═════ Information provided ═════

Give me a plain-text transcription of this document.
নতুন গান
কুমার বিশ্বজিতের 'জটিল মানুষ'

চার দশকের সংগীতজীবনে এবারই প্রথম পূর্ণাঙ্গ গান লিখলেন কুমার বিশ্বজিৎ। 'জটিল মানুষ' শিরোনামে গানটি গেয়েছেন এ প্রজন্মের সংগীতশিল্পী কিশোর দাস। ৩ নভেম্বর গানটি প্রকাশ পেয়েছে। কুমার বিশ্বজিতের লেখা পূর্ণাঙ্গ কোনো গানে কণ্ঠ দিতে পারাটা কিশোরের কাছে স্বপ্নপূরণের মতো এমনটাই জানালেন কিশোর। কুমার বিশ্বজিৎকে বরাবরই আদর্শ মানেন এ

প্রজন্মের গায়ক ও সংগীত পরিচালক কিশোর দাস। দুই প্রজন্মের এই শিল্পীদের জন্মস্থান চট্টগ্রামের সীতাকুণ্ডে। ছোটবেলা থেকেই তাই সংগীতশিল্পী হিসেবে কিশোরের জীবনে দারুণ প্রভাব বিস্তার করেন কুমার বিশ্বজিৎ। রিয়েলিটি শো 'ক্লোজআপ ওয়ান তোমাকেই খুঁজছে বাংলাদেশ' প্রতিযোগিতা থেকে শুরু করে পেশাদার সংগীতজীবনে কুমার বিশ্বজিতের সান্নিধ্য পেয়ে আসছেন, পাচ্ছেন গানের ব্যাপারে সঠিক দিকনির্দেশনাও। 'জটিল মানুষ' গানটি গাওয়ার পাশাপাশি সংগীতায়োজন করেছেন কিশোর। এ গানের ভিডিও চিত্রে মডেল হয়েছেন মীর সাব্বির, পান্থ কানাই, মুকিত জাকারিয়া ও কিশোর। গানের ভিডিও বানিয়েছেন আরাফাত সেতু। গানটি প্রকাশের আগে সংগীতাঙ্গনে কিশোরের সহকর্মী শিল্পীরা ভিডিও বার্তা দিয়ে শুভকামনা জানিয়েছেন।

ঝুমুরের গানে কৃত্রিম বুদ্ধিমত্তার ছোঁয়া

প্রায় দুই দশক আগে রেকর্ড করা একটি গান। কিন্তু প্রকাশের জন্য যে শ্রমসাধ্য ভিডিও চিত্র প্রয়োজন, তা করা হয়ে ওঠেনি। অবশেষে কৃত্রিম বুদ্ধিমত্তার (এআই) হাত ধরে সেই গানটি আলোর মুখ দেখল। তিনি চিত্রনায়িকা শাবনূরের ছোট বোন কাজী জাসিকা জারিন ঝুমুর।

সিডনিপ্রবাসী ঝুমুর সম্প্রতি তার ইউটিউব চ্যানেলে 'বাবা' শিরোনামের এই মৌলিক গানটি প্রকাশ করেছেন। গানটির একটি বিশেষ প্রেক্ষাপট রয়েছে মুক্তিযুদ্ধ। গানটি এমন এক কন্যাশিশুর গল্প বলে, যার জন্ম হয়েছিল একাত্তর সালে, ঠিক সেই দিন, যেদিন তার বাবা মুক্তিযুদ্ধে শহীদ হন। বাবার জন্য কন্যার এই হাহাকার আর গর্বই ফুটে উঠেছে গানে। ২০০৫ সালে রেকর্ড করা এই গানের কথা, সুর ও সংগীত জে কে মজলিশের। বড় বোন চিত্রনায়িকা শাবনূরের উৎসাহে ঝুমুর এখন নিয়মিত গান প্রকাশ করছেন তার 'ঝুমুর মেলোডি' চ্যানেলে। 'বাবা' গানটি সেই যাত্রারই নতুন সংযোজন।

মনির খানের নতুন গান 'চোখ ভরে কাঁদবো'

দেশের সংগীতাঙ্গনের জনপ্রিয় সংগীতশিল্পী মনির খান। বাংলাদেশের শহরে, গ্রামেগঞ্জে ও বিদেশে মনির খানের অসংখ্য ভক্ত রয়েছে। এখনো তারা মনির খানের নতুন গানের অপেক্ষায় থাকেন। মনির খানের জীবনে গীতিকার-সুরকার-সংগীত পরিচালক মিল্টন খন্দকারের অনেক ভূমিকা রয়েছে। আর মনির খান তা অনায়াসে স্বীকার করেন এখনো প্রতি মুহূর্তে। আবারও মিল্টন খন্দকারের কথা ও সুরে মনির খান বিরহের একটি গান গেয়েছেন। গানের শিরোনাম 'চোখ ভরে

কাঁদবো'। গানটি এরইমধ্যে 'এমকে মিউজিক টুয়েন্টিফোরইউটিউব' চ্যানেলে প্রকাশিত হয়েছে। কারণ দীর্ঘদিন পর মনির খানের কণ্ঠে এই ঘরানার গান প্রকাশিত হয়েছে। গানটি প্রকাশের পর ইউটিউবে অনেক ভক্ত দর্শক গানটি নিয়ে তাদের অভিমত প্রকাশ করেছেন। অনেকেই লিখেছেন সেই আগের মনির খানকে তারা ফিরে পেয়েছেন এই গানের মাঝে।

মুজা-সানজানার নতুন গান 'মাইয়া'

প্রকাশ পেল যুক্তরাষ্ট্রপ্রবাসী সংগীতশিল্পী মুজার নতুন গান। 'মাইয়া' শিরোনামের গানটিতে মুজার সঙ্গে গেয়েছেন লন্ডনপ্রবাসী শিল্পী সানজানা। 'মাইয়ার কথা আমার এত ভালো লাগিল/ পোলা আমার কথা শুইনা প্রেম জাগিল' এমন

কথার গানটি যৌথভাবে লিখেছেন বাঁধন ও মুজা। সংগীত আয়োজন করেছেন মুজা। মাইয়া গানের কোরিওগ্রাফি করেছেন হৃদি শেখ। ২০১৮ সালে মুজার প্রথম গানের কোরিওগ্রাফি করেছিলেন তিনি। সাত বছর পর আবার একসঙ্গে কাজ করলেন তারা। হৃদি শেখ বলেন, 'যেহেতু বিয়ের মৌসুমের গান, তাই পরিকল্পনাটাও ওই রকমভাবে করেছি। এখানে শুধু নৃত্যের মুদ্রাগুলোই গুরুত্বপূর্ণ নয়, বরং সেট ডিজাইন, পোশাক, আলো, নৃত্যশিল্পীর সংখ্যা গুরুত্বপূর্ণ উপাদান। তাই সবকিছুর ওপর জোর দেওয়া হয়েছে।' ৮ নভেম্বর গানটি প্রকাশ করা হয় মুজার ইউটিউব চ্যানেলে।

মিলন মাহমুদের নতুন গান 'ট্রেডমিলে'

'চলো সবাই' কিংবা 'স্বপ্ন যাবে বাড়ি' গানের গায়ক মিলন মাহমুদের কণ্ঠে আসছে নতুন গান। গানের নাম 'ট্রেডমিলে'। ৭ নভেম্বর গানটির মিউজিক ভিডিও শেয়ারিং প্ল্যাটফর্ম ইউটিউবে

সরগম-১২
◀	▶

═════
═════ Information provided ═════

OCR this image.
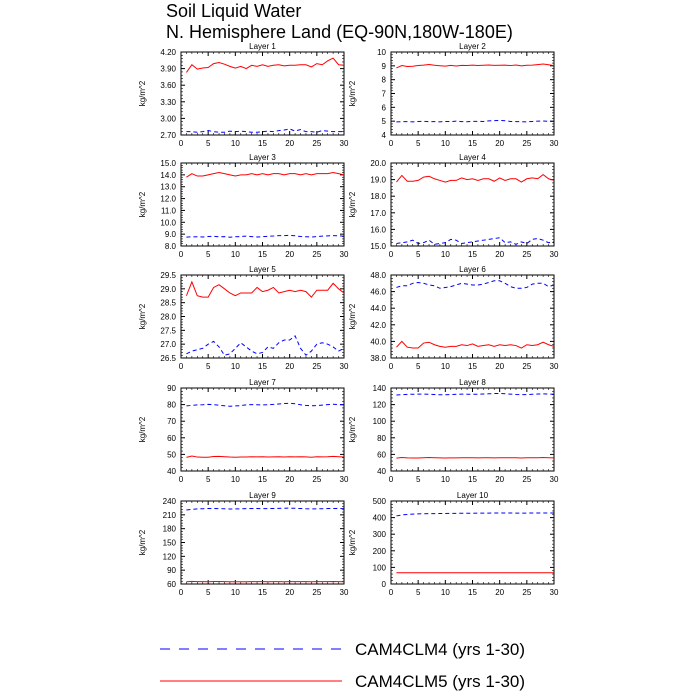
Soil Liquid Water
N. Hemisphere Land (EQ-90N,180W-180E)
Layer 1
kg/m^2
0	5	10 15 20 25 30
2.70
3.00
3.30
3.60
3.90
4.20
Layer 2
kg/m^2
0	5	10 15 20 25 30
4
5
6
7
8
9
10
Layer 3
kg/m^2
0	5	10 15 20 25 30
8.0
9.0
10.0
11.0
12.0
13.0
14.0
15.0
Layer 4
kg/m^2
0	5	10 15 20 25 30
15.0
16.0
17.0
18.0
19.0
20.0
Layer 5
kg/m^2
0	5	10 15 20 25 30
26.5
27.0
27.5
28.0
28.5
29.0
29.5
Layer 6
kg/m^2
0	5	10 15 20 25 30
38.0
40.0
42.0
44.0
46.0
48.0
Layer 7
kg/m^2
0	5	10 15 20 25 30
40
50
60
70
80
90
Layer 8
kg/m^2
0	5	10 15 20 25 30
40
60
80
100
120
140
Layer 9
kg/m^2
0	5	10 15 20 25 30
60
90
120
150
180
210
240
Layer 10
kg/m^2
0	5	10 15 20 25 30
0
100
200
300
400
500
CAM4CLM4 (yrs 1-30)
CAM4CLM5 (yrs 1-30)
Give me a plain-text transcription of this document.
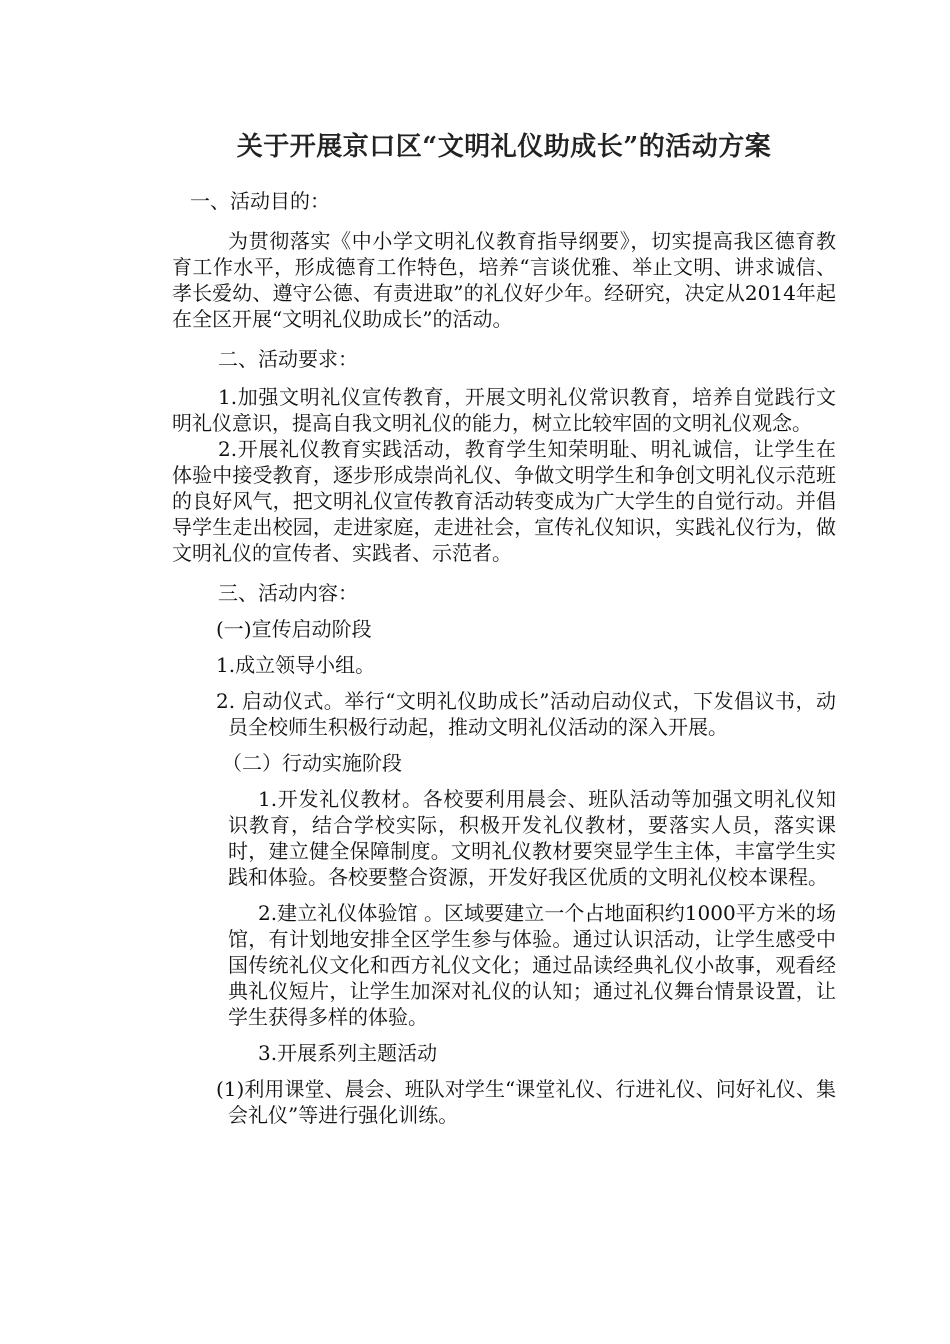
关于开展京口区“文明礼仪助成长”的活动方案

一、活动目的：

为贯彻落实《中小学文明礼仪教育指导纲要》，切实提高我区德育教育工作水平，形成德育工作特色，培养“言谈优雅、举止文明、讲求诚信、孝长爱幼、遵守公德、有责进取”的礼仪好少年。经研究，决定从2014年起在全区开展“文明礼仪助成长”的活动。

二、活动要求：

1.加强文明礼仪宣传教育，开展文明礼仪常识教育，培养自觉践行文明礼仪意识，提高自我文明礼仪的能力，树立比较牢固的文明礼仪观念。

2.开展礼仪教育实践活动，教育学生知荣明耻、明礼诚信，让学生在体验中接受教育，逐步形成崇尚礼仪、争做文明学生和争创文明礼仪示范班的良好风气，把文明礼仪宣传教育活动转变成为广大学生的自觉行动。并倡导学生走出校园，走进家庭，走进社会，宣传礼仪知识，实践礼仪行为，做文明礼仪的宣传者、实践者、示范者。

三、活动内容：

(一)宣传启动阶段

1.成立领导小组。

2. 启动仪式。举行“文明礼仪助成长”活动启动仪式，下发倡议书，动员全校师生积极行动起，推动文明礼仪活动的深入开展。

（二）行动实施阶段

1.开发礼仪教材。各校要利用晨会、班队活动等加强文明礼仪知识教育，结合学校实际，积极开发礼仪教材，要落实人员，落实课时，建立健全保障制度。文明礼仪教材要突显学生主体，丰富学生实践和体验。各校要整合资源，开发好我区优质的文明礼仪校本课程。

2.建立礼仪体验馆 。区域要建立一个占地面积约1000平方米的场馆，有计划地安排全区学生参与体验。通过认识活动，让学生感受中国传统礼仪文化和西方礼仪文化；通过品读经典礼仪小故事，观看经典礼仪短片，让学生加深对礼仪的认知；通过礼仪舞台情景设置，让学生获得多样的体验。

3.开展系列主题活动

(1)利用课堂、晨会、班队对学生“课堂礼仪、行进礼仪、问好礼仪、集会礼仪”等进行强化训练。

═════

Your goal>
Find the string "文明礼仪助成长" in the listing and return every line that holds it.

Solution to the problem>
关于开展京口区“文明礼仪助成长”的活动方案
为贯彻落实《中小学文明礼仪教育指导纲要》，切实提高我区德育教育工作水平，形成德育工作特色，培养“言谈优雅、举止文明、讲求诚信、孝长爱幼、遵守公德、有责进取”的礼仪好少年。经研究，决定从2014年起在全区开展“文明礼仪助成长”的活动。
2. 启动仪式。举行“文明礼仪助成长”活动启动仪式，下发倡议书，动员全校师生积极行动起，推动文明礼仪活动的深入开展。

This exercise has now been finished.